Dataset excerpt
#####

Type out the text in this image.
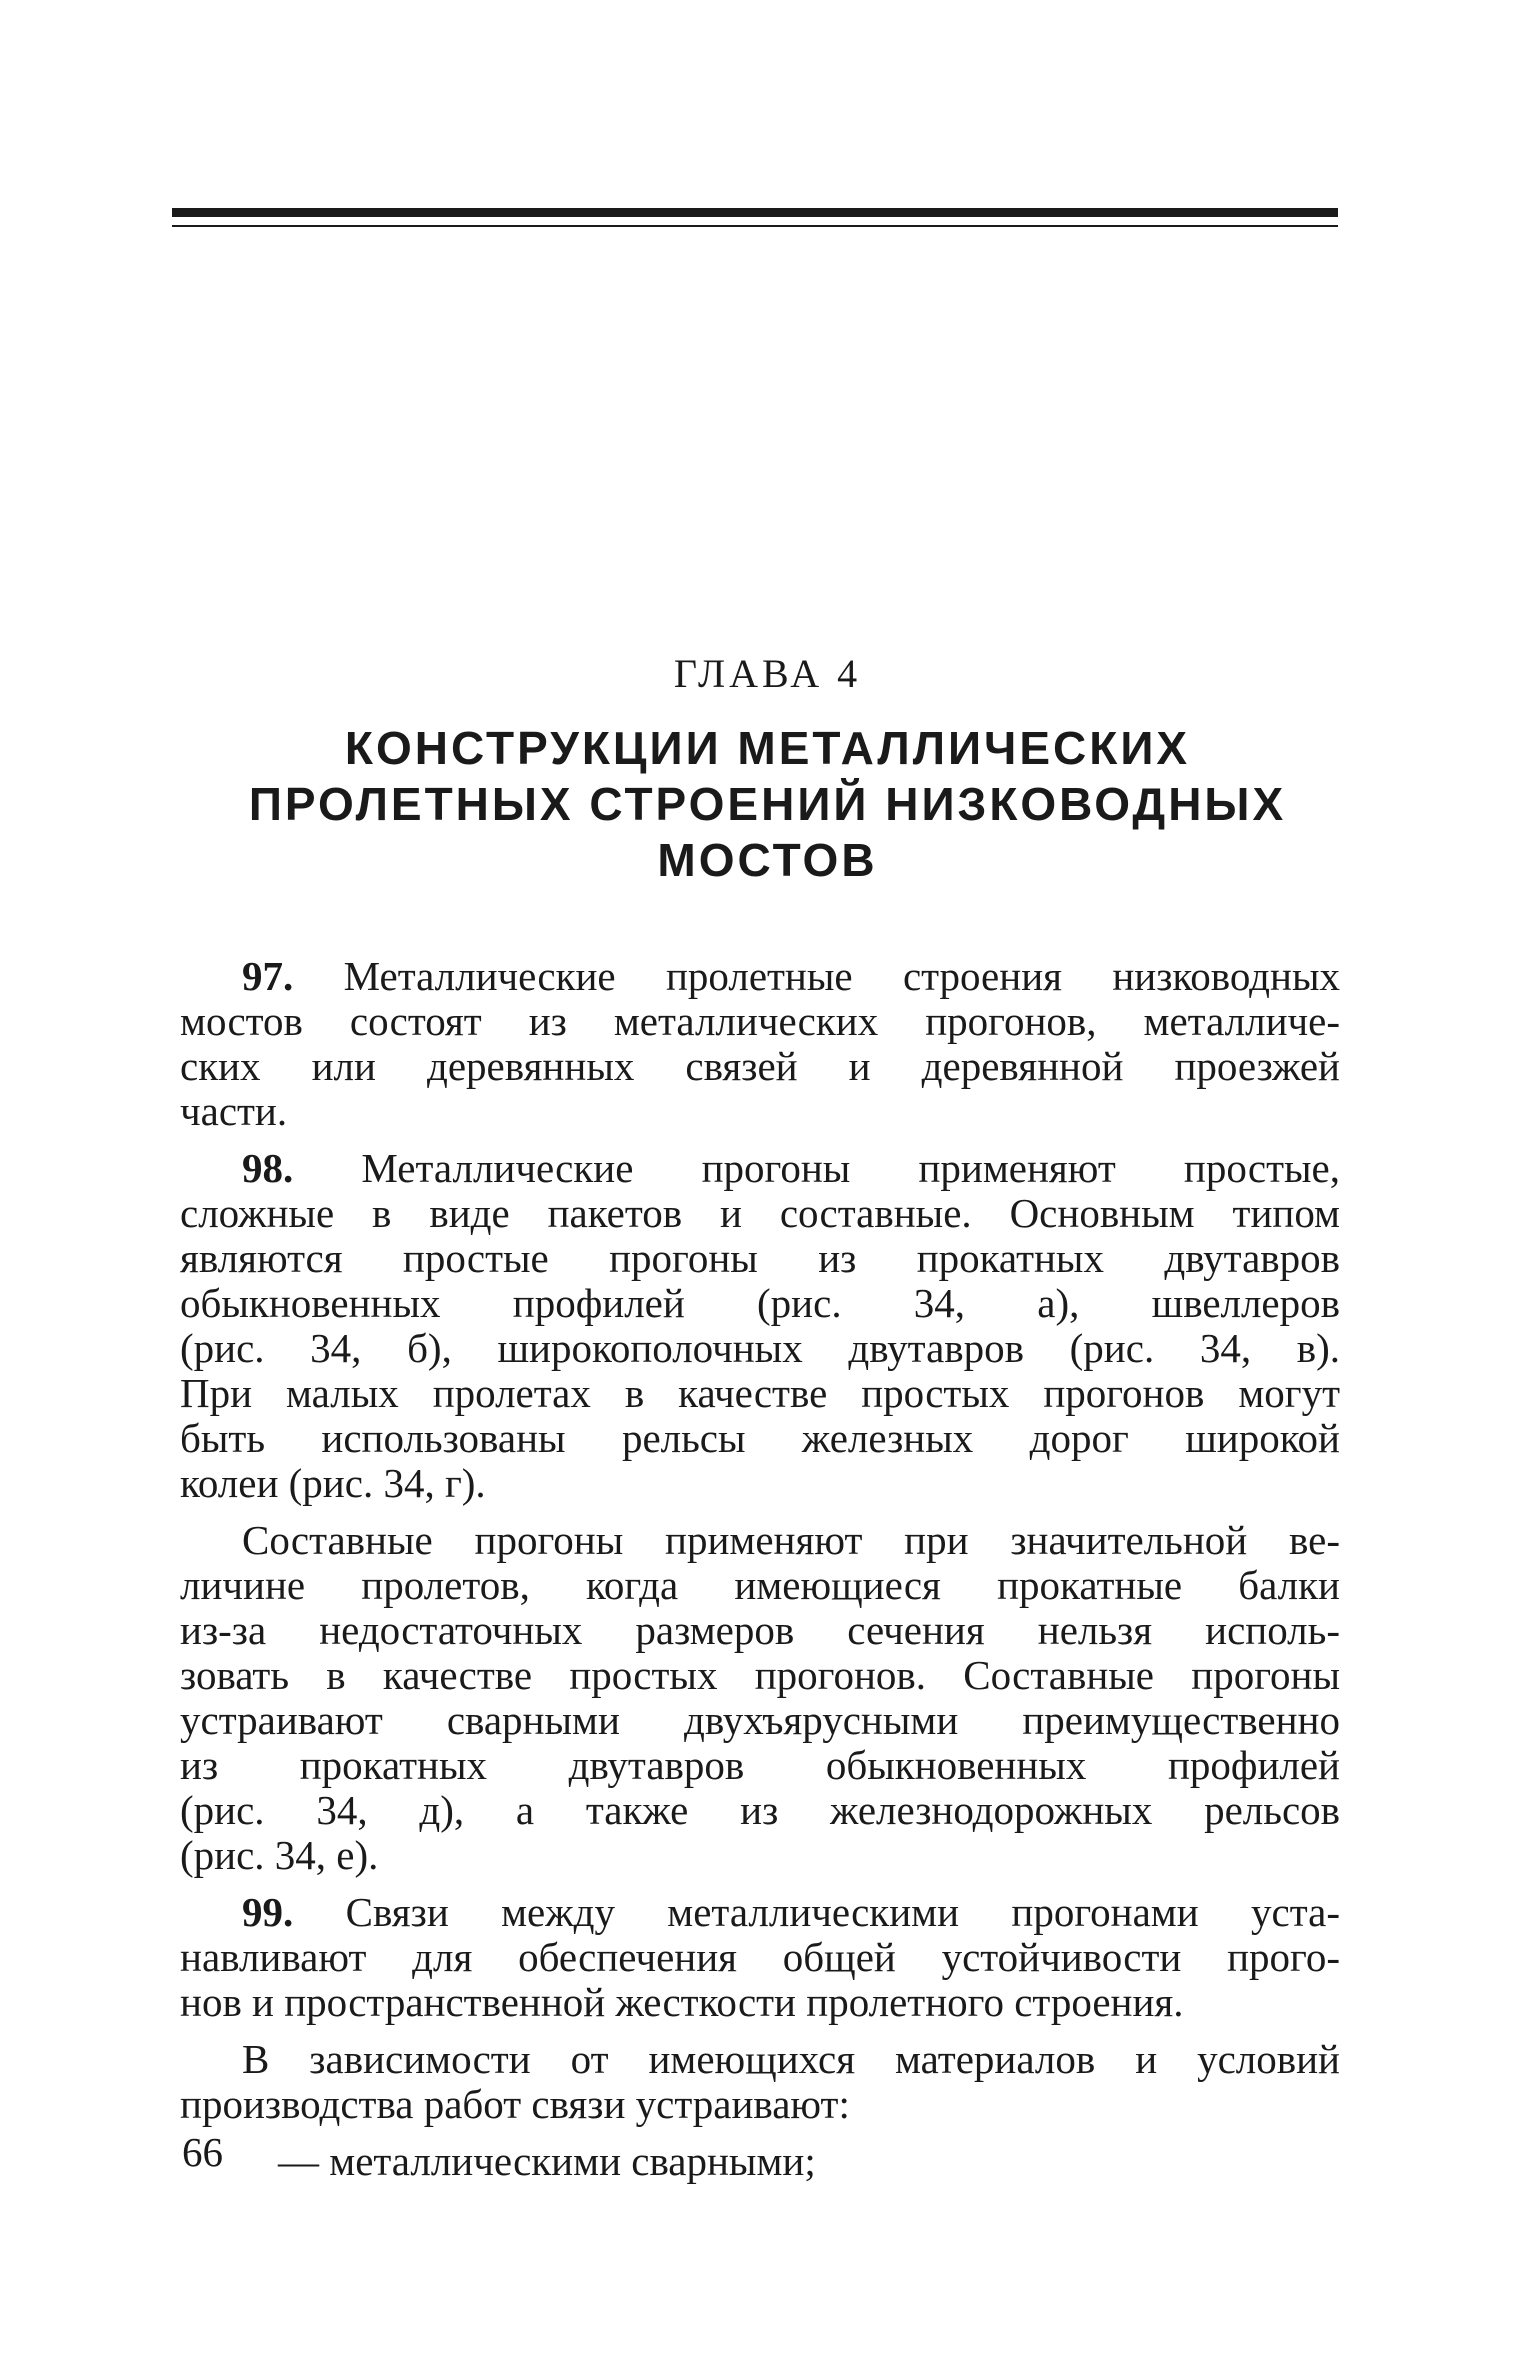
ГЛАВА 4
КОНСТРУКЦИИ МЕТАЛЛИЧЕСКИХ
ПРОЛЕТНЫХ СТРОЕНИЙ НИЗКОВОДНЫХ
МОСТОВ
97. Металлические пролетные строения низководных
мостов состоят из металлических прогонов, металличе-
ских или деревянных связей и деревянной проезжей
части.
98. Металлические прогоны применяют простые,
сложные в виде пакетов и составные. Основным типом
являются простые прогоны из прокатных двутавров
обыкновенных профилей (рис. 34, а), швеллеров
(рис. 34, б), широкополочных двутавров (рис. 34, в).
При малых пролетах в качестве простых прогонов могут
быть использованы рельсы железных дорог широкой
колеи (рис. 34, г).
Составные прогоны применяют при значительной ве-
личине пролетов, когда имеющиеся прокатные балки
из-за недостаточных размеров сечения нельзя исполь-
зовать в качестве простых прогонов. Составные прогоны
устраивают сварными двухъярусными преимущественно
из прокатных двутавров обыкновенных профилей
(рис. 34, д), а также из железнодорожных рельсов
(рис. 34, е).
99. Связи между металлическими прогонами уста-
навливают для обеспечения общей устойчивости прого-
нов и пространственной жесткости пролетного строения.
В зависимости от имеющихся материалов и условий
производства работ связи устраивают:
— металлическими сварными;
66
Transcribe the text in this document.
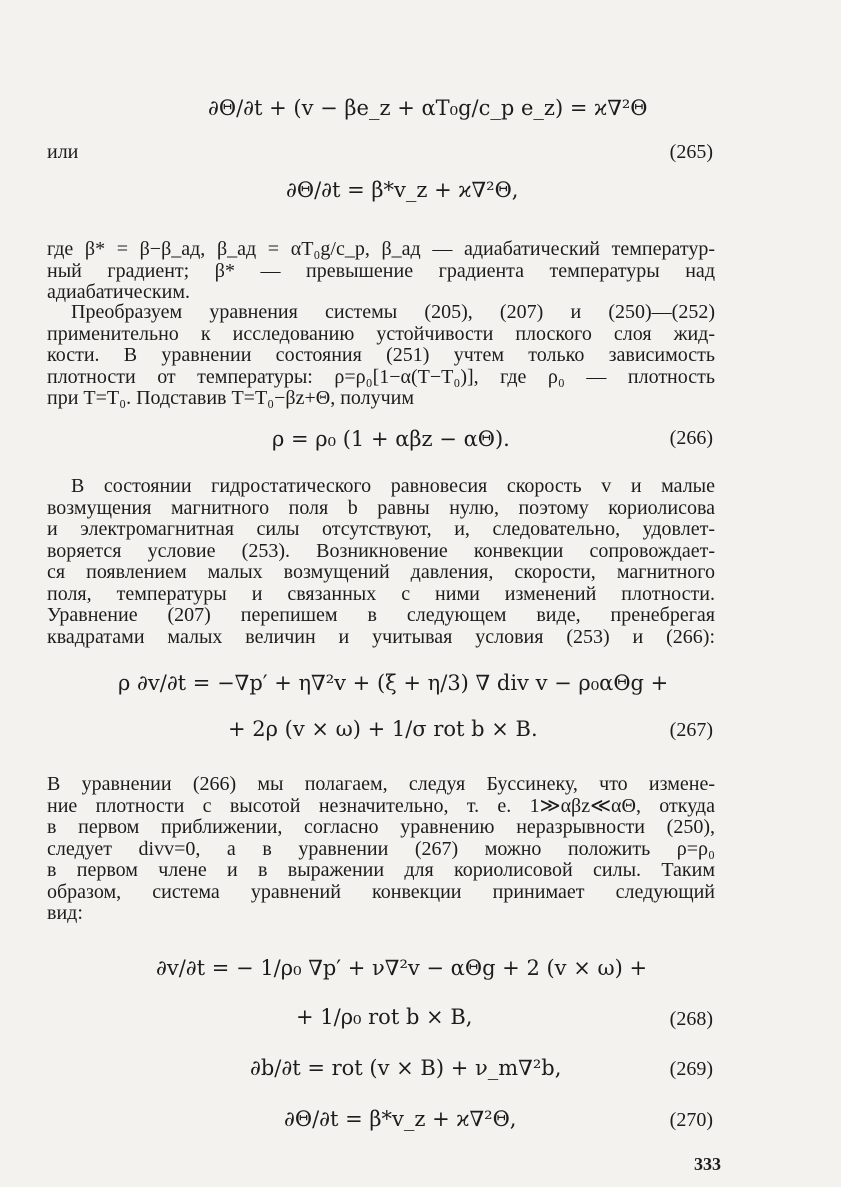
∂Θ/∂t + (v − βe_z + αT₀g/c_p e_z) = ϰ∇²Θ
или	(265)
∂Θ/∂t = β*v_z + ϰ∇²Θ,
где β* = β−β_ад, β_ад = αT₀g/c_p, β_ад — адиабатический температур-
ный градиент; β* — превышение градиента температуры над
адиабатическим.
Преобразуем уравнения системы (205), (207) и (250)—(252)
применительно к исследованию устойчивости плоского слоя жид-
кости. В уравнении состояния (251) учтем только зависимость
плотности от температуры: ρ=ρ₀[1−α(T−T₀)], где ρ₀ — плотность
при T=T₀. Подставив T=T₀−βz+Θ, получим
ρ = ρ₀ (1 + αβz − αΘ).	(266)
В состоянии гидростатического равновесия скорость v и малые
возмущения магнитного поля b равны нулю, поэтому кориолисова
и электромагнитная силы отсутствуют, и, следовательно, удовлет-
воряется условие (253). Возникновение конвекции сопровождает-
ся появлением малых возмущений давления, скорости, магнитного
поля, температуры и связанных с ними изменений плотности.
Уравнение (207) перепишем в следующем виде, пренебрегая
квадратами малых величин и учитывая условия (253) и (266):
ρ ∂v/∂t = −∇p′ + η∇²v + (ξ + η/3) ∇ div v − ρ₀αΘg +
+ 2ρ (v × ω) + 1/σ rot b × B.	(267)
В уравнении (266) мы полагаем, следуя Буссинеку, что измене-
ние плотности с высотой незначительно, т. е. 1≫αβz≪αΘ, откуда
в первом приближении, согласно уравнению неразрывности (250),
следует divv=0, а в уравнении (267) можно положить ρ=ρ₀
в первом члене и в выражении для кориолисовой силы. Таким
образом, система уравнений конвекции принимает следующий
вид:
∂v/∂t = − 1/ρ₀ ∇p′ + ν∇²v − αΘg + 2 (v × ω) +
+ 1/ρ₀ rot b × B,	(268)
∂b/∂t = rot (v × B) + ν_m∇²b,	(269)
∂Θ/∂t = β*v_z + ϰ∇²Θ,	(270)
333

#####

GOAL —
Copy out every line of the data that includes "поля".

THE RESULT —
возмущения магнитного поля b равны нулю, поэтому кориолисова
поля, температуры и связанных с ними изменений плотности.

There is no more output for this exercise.